[Start Recorded data]
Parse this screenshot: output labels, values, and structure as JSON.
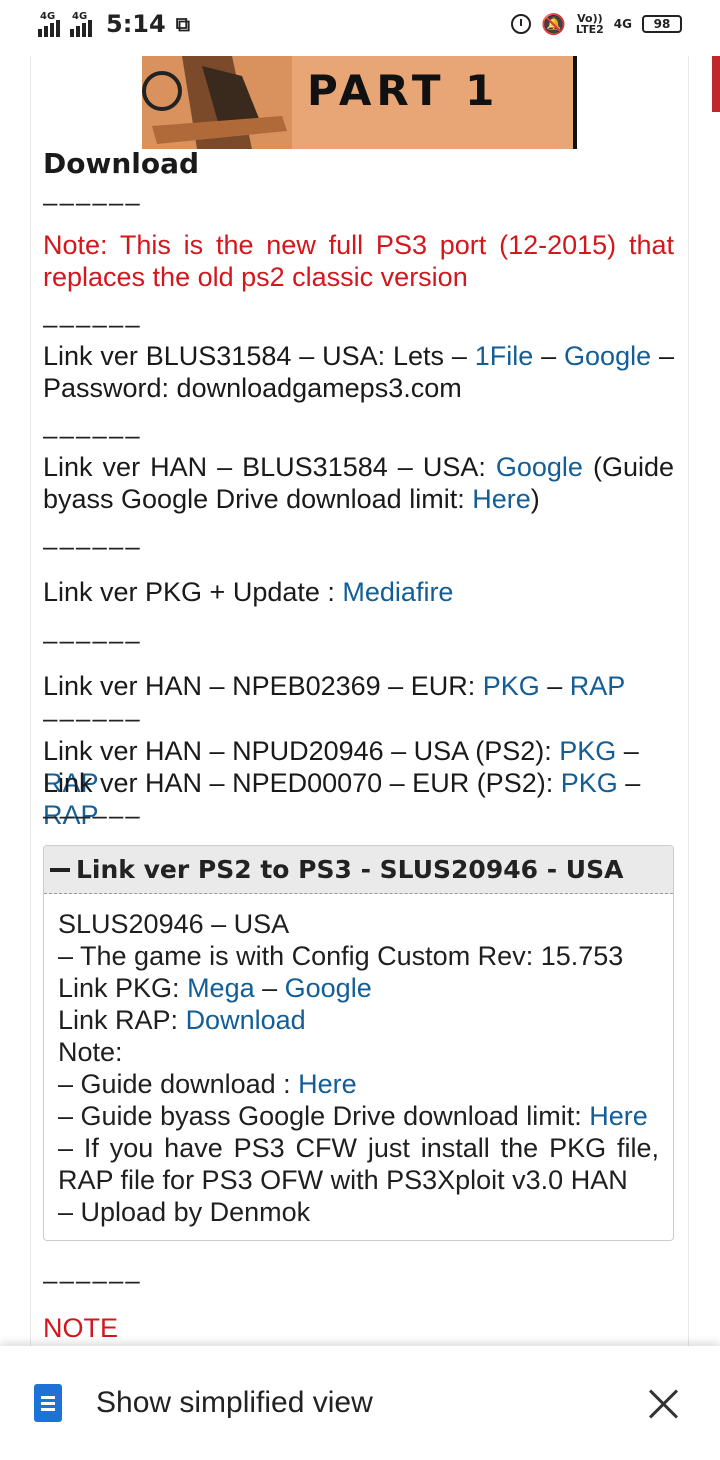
{
  "status_bar": {
    "net1": "4G",
    "net2": "4G",
    "time": "5:14",
    "volte": "Vo))",
    "lte": "LTE2",
    "net_right": "4G",
    "battery": "98"
  },
  "article": {
    "banner_text": "PART 1",
    "heading": "Download",
    "dashes": "––––––",
    "note": "Note: This is the new full PS3 port (12-2015) that replaces the old ps2 classic version",
    "link1": {
      "prefix": "Link ver BLUS31584 – USA: Lets – ",
      "a1": "1File",
      "sep": " – ",
      "a2": "Google",
      "suffix": " – Password: downloadgameps3.com"
    },
    "link2": {
      "prefix": "Link ver HAN – BLUS31584 – USA: ",
      "a1": "Google",
      "mid": " (Guide byass Google Drive download limit: ",
      "a2": "Here",
      "suffix": ")"
    },
    "link3": {
      "prefix": "Link ver PKG + Update : ",
      "a1": "Mediafire"
    },
    "link4": {
      "prefix": "Link ver HAN – NPEB02369 – EUR: ",
      "a1": "PKG",
      "sep": " – ",
      "a2": "RAP"
    },
    "link5": {
      "prefix": "Link ver HAN – NPUD20946 – USA (PS2): ",
      "a1": "PKG",
      "sep": " – ",
      "a2": "RAP"
    },
    "link6": {
      "prefix": "Link ver HAN – NPED00070 – EUR (PS2): ",
      "a1": "PKG",
      "sep": " – ",
      "a2": "RAP"
    },
    "spoiler": {
      "title": "Link ver PS2 to PS3 - SLUS20946 - USA",
      "line1": "SLUS20946 – USA",
      "line2": "– The game is with Config Custom Rev: 15.753",
      "pkg_prefix": "Link PKG: ",
      "pkg_a1": "Mega",
      "pkg_sep": " – ",
      "pkg_a2": "Google",
      "rap_prefix": "Link RAP: ",
      "rap_a1": "Download",
      "note": "Note:",
      "guide1_prefix": "– Guide download : ",
      "guide1_link": "Here",
      "guide2_prefix": "– Guide byass Google Drive download limit: ",
      "guide2_link": "Here",
      "cfw": "– If you have PS3 CFW just install the PKG file, RAP file for PS3 OFW with PS3Xploit v3.0 HAN",
      "upload": "– Upload by Denmok"
    },
    "note_heading": "NOTE"
  },
  "bottom_bar": {
    "label": "Show simplified view"
  }
}
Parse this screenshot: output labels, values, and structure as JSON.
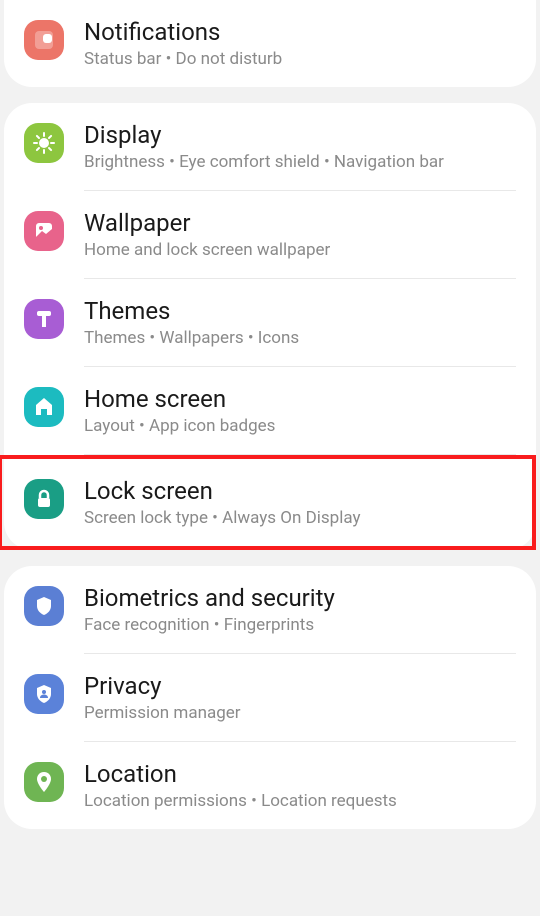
{
  "groups": [
    {
      "items": [
        {
          "id": "notifications",
          "title": "Notifications",
          "subtitle": "Status bar  •  Do not disturb",
          "iconColor": "bg-red-orange",
          "iconName": "notifications-icon"
        }
      ]
    },
    {
      "items": [
        {
          "id": "display",
          "title": "Display",
          "subtitle": "Brightness  •  Eye comfort shield  •  Navigation bar",
          "iconColor": "bg-green",
          "iconName": "display-icon"
        },
        {
          "id": "wallpaper",
          "title": "Wallpaper",
          "subtitle": "Home and lock screen wallpaper",
          "iconColor": "bg-pink",
          "iconName": "wallpaper-icon"
        },
        {
          "id": "themes",
          "title": "Themes",
          "subtitle": "Themes  •  Wallpapers  •  Icons",
          "iconColor": "bg-purple",
          "iconName": "themes-icon"
        },
        {
          "id": "home-screen",
          "title": "Home screen",
          "subtitle": "Layout  •  App icon badges",
          "iconColor": "bg-teal",
          "iconName": "home-icon"
        },
        {
          "id": "lock-screen",
          "title": "Lock screen",
          "subtitle": "Screen lock type  •  Always On Display",
          "iconColor": "bg-dark-teal",
          "iconName": "lock-icon",
          "highlighted": true
        }
      ]
    },
    {
      "items": [
        {
          "id": "biometrics",
          "title": "Biometrics and security",
          "subtitle": "Face recognition  •  Fingerprints",
          "iconColor": "bg-blue",
          "iconName": "shield-icon"
        },
        {
          "id": "privacy",
          "title": "Privacy",
          "subtitle": "Permission manager",
          "iconColor": "bg-blue2",
          "iconName": "privacy-icon"
        },
        {
          "id": "location",
          "title": "Location",
          "subtitle": "Location permissions  •  Location requests",
          "iconColor": "bg-green2",
          "iconName": "location-icon"
        }
      ]
    }
  ]
}
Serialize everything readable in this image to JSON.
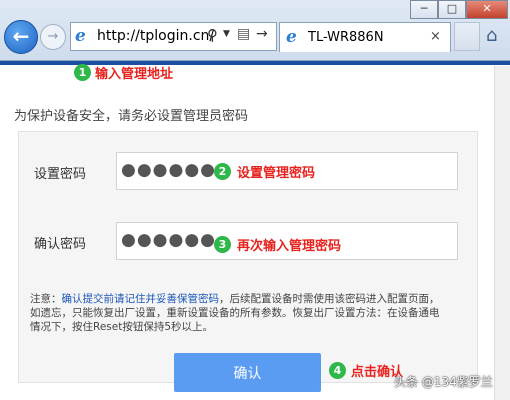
{
  "browser": {
    "url": "http://tplogin.cn/",
    "tab_title": "TL-WR886N",
    "tab_close": "×",
    "back_glyph": "←",
    "forward_glyph": "→",
    "window_buttons": [
      "─",
      "□",
      "✕"
    ],
    "icons": [
      "ie-icon",
      "search-icon",
      "compat-view-icon",
      "refresh-icon",
      "home-icon"
    ]
  },
  "annotations": {
    "step1": {
      "num": "1",
      "text": "输入管理地址"
    },
    "step2": {
      "num": "2",
      "text": "设置管理密码"
    },
    "step3": {
      "num": "3",
      "text": "再次输入管理密码"
    },
    "step4": {
      "num": "4",
      "text": "点击确认"
    }
  },
  "page": {
    "intro": "为保护设备安全，请务必设置管理员密码",
    "password_label": "设置密码",
    "password_value": "●●●●●●",
    "confirm_label": "确认密码",
    "confirm_value": "●●●●●●",
    "note_prefix": "注意：",
    "note_link": "确认提交前请记住并妥善保管密码",
    "note_rest": "，后续配置设备时需使用该密码进入配置页面，如遗忘，只能恢复出厂设置，重新设置设备的所有参数。恢复出厂设置方法：在设备通电情况下，按住Reset按钮保持5秒以上。",
    "confirm_button": "确认"
  },
  "watermark": "头条 @134紫罗兰",
  "colors": {
    "accent": "#5a9cf2",
    "annotation": "#e8231f",
    "badge": "#2fb84a",
    "link": "#1a56b8"
  }
}
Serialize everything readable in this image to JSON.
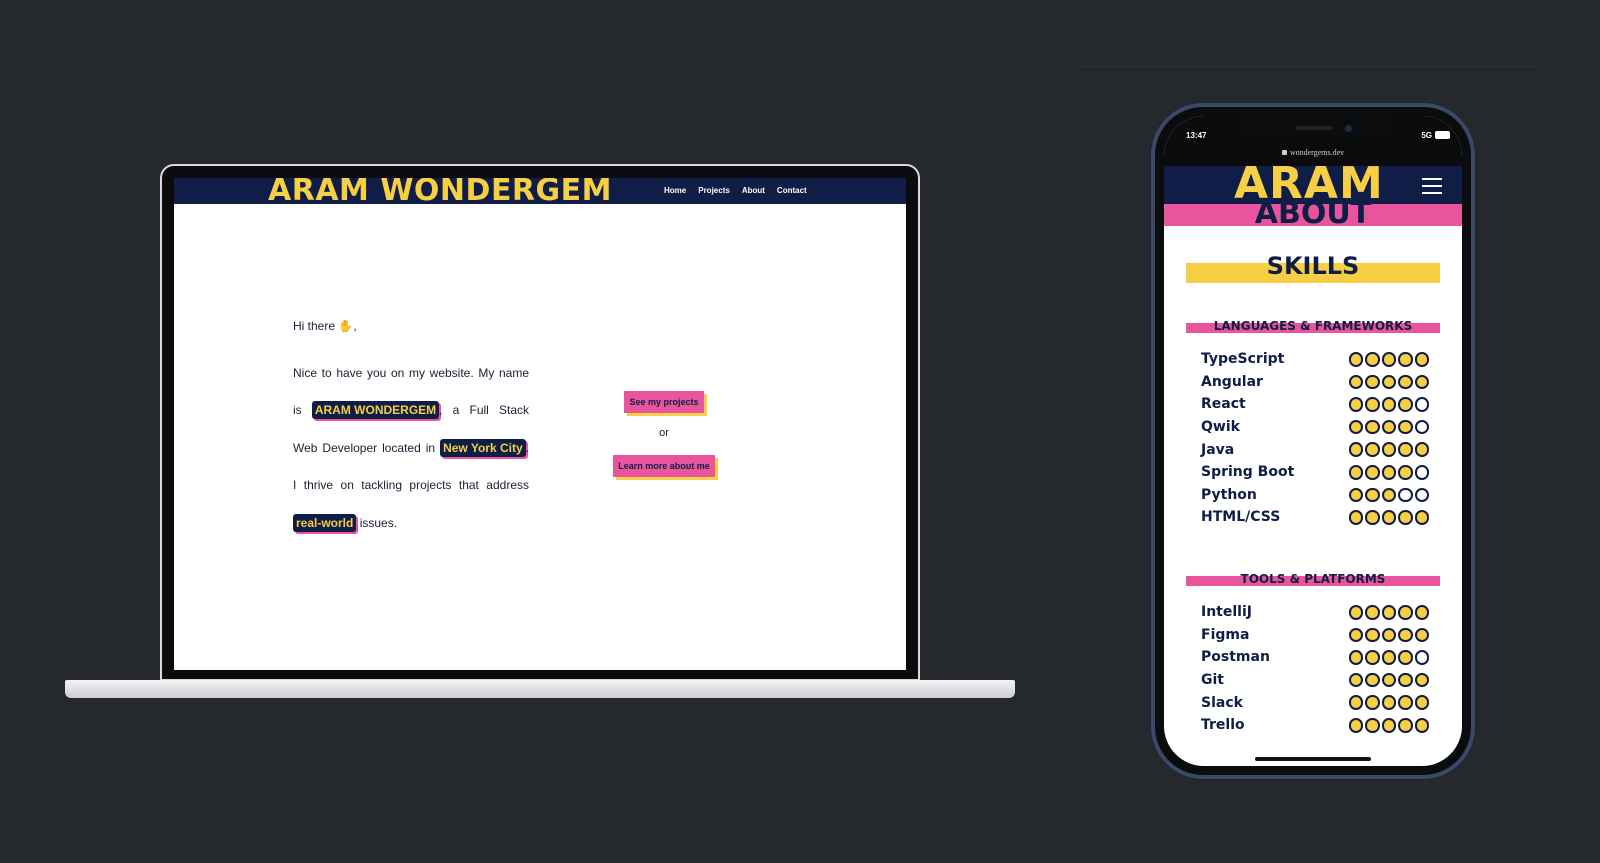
{
  "laptop": {
    "header": {
      "logo": "ARAM WONDERGEM",
      "nav": [
        "Home",
        "Projects",
        "About",
        "Contact"
      ]
    },
    "intro": {
      "greeting": "Hi there",
      "greeting_end": ",",
      "hand_icon": "waving-hand-icon",
      "text_1": "Nice to have you on my website. My name is ",
      "highlight_name": "ARAM WONDERGEM",
      "text_2": ", a Full Stack Web Developer located in ",
      "highlight_location": "New York City",
      "text_3": ". I thrive on tackling projects that address ",
      "highlight_realworld": "real-world",
      "text_4": " issues."
    },
    "cta": {
      "projects_button": "See my projects",
      "or": "or",
      "about_button": "Learn more about me"
    }
  },
  "phone": {
    "status": {
      "time": "13:47",
      "signal": "5G"
    },
    "url": "wondergems.dev",
    "header": {
      "logo": "ARAM",
      "page": "ABOUT"
    },
    "skills_title": "SKILLS",
    "sections": [
      {
        "title": "LANGUAGES & FRAMEWORKS",
        "items": [
          {
            "name": "TypeScript",
            "level": 5
          },
          {
            "name": "Angular",
            "level": 5
          },
          {
            "name": "React",
            "level": 4
          },
          {
            "name": "Qwik",
            "level": 4
          },
          {
            "name": "Java",
            "level": 5
          },
          {
            "name": "Spring Boot",
            "level": 4
          },
          {
            "name": "Python",
            "level": 3
          },
          {
            "name": "HTML/CSS",
            "level": 5
          }
        ]
      },
      {
        "title": "TOOLS & PLATFORMS",
        "items": [
          {
            "name": "IntelliJ",
            "level": 5
          },
          {
            "name": "Figma",
            "level": 5
          },
          {
            "name": "Postman",
            "level": 4
          },
          {
            "name": "Git",
            "level": 5
          },
          {
            "name": "Slack",
            "level": 5
          },
          {
            "name": "Trello",
            "level": 5
          }
        ]
      }
    ],
    "max_level": 5
  },
  "colors": {
    "navy": "#0f1d47",
    "yellow": "#f6cf44",
    "pink": "#e9559c",
    "background": "#25282c"
  }
}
[End Recorded data]
Stated problem:
Pictures are not part of the copy; reproduce everything else in the records exactly.

Task response:
Parse this screenshot: output labels, values, and structure as JSON.
{
  "status_bar": {
    "net1": "4G",
    "net2": "4G",
    "time": "5:14",
    "volte": "Vo))",
    "lte": "LTE2",
    "net_right": "4G",
    "battery": "98"
  },
  "article": {
    "banner_text": "PART 1",
    "heading": "Download",
    "dashes": "––––––",
    "note": "Note: This is the new full PS3 port (12-2015) that replaces the old ps2 classic version",
    "link1": {
      "prefix": "Link ver BLUS31584 – USA: Lets – ",
      "a1": "1File",
      "sep": " – ",
      "a2": "Google",
      "suffix": " – Password: downloadgameps3.com"
    },
    "link2": {
      "prefix": "Link ver HAN – BLUS31584 – USA: ",
      "a1": "Google",
      "mid": " (Guide byass Google Drive download limit: ",
      "a2": "Here",
      "suffix": ")"
    },
    "link3": {
      "prefix": "Link ver PKG + Update : ",
      "a1": "Mediafire"
    },
    "link4": {
      "prefix": "Link ver HAN – NPEB02369 – EUR: ",
      "a1": "PKG",
      "sep": " – ",
      "a2": "RAP"
    },
    "link5": {
      "prefix": "Link ver HAN – NPUD20946 – USA (PS2): ",
      "a1": "PKG",
      "sep": " – ",
      "a2": "RAP"
    },
    "link6": {
      "prefix": "Link ver HAN – NPED00070 – EUR (PS2): ",
      "a1": "PKG",
      "sep": " – ",
      "a2": "RAP"
    },
    "spoiler": {
      "title": "Link ver PS2 to PS3 - SLUS20946 - USA",
      "line1": "SLUS20946 – USA",
      "line2": "– The game is with Config Custom Rev: 15.753",
      "pkg_prefix": "Link PKG: ",
      "pkg_a1": "Mega",
      "pkg_sep": " – ",
      "pkg_a2": "Google",
      "rap_prefix": "Link RAP: ",
      "rap_a1": "Download",
      "note": "Note:",
      "guide1_prefix": "– Guide download : ",
      "guide1_link": "Here",
      "guide2_prefix": "– Guide byass Google Drive download limit: ",
      "guide2_link": "Here",
      "cfw": "– If you have PS3 CFW just install the PKG file, RAP file for PS3 OFW with PS3Xploit v3.0 HAN",
      "upload": "– Upload by Denmok"
    },
    "note_heading": "NOTE"
  },
  "bottom_bar": {
    "label": "Show simplified view"
  }
}
Parse this screenshot: output labels, values, and structure as JSON.
{
  "groups": [
    {
      "items": [
        {
          "id": "notifications",
          "title": "Notifications",
          "subtitle": "Status bar  •  Do not disturb",
          "iconColor": "bg-red-orange",
          "iconName": "notifications-icon"
        }
      ]
    },
    {
      "items": [
        {
          "id": "display",
          "title": "Display",
          "subtitle": "Brightness  •  Eye comfort shield  •  Navigation bar",
          "iconColor": "bg-green",
          "iconName": "display-icon"
        },
        {
          "id": "wallpaper",
          "title": "Wallpaper",
          "subtitle": "Home and lock screen wallpaper",
          "iconColor": "bg-pink",
          "iconName": "wallpaper-icon"
        },
        {
          "id": "themes",
          "title": "Themes",
          "subtitle": "Themes  •  Wallpapers  •  Icons",
          "iconColor": "bg-purple",
          "iconName": "themes-icon"
        },
        {
          "id": "home-screen",
          "title": "Home screen",
          "subtitle": "Layout  •  App icon badges",
          "iconColor": "bg-teal",
          "iconName": "home-icon"
        },
        {
          "id": "lock-screen",
          "title": "Lock screen",
          "subtitle": "Screen lock type  •  Always On Display",
          "iconColor": "bg-dark-teal",
          "iconName": "lock-icon",
          "highlighted": true
        }
      ]
    },
    {
      "items": [
        {
          "id": "biometrics",
          "title": "Biometrics and security",
          "subtitle": "Face recognition  •  Fingerprints",
          "iconColor": "bg-blue",
          "iconName": "shield-icon"
        },
        {
          "id": "privacy",
          "title": "Privacy",
          "subtitle": "Permission manager",
          "iconColor": "bg-blue2",
          "iconName": "privacy-icon"
        },
        {
          "id": "location",
          "title": "Location",
          "subtitle": "Location permissions  •  Location requests",
          "iconColor": "bg-green2",
          "iconName": "location-icon"
        }
      ]
    }
  ]
}
Serialize everything readable in this image to JSON.
{
  "browser": {
    "url": "http://tplogin.cn/",
    "tab_title": "TL-WR886N",
    "tab_close": "×",
    "back_glyph": "←",
    "forward_glyph": "→",
    "window_buttons": [
      "─",
      "□",
      "✕"
    ],
    "icons": [
      "ie-icon",
      "search-icon",
      "compat-view-icon",
      "refresh-icon",
      "home-icon"
    ]
  },
  "annotations": {
    "step1": {
      "num": "1",
      "text": "输入管理地址"
    },
    "step2": {
      "num": "2",
      "text": "设置管理密码"
    },
    "step3": {
      "num": "3",
      "text": "再次输入管理密码"
    },
    "step4": {
      "num": "4",
      "text": "点击确认"
    }
  },
  "page": {
    "intro": "为保护设备安全，请务必设置管理员密码",
    "password_label": "设置密码",
    "password_value": "●●●●●●",
    "confirm_label": "确认密码",
    "confirm_value": "●●●●●●",
    "note_prefix": "注意：",
    "note_link": "确认提交前请记住并妥善保管密码",
    "note_rest": "，后续配置设备时需使用该密码进入配置页面，如遗忘，只能恢复出厂设置，重新设置设备的所有参数。恢复出厂设置方法：在设备通电情况下，按住Reset按钮保持5秒以上。",
    "confirm_button": "确认"
  },
  "watermark": "头条 @134紫罗兰",
  "colors": {
    "accent": "#5a9cf2",
    "annotation": "#e8231f",
    "badge": "#2fb84a",
    "link": "#1a56b8"
  }
}
Serialize everything readable in this image to JSON.
{
  "laptop": {
    "header": {
      "logo": "ARAM WONDERGEM",
      "nav": [
        "Home",
        "Projects",
        "About",
        "Contact"
      ]
    },
    "intro": {
      "greeting": "Hi there",
      "greeting_end": ",",
      "hand_icon": "waving-hand-icon",
      "text_1": "Nice to have you on my website. My name is ",
      "highlight_name": "ARAM WONDERGEM",
      "text_2": ", a Full Stack Web Developer located in ",
      "highlight_location": "New York City",
      "text_3": ". I thrive on tackling projects that address ",
      "highlight_realworld": "real-world",
      "text_4": " issues."
    },
    "cta": {
      "projects_button": "See my projects",
      "or": "or",
      "about_button": "Learn more about me"
    }
  },
  "phone": {
    "status": {
      "time": "13:47",
      "signal": "5G"
    },
    "url": "wondergems.dev",
    "header": {
      "logo": "ARAM",
      "page": "ABOUT"
    },
    "skills_title": "SKILLS",
    "sections": [
      {
        "title": "LANGUAGES & FRAMEWORKS",
        "items": [
          {
            "name": "TypeScript",
            "level": 5
          },
          {
            "name": "Angular",
            "level": 5
          },
          {
            "name": "React",
            "level": 4
          },
          {
            "name": "Qwik",
            "level": 4
          },
          {
            "name": "Java",
            "level": 5
          },
          {
            "name": "Spring Boot",
            "level": 4
          },
          {
            "name": "Python",
            "level": 3
          },
          {
            "name": "HTML/CSS",
            "level": 5
          }
        ]
      },
      {
        "title": "TOOLS & PLATFORMS",
        "items": [
          {
            "name": "IntelliJ",
            "level": 5
          },
          {
            "name": "Figma",
            "level": 5
          },
          {
            "name": "Postman",
            "level": 4
          },
          {
            "name": "Git",
            "level": 5
          },
          {
            "name": "Slack",
            "level": 5
          },
          {
            "name": "Trello",
            "level": 5
          }
        ]
      }
    ],
    "max_level": 5
  },
  "colors": {
    "navy": "#0f1d47",
    "yellow": "#f6cf44",
    "pink": "#e9559c",
    "background": "#25282c"
  }
}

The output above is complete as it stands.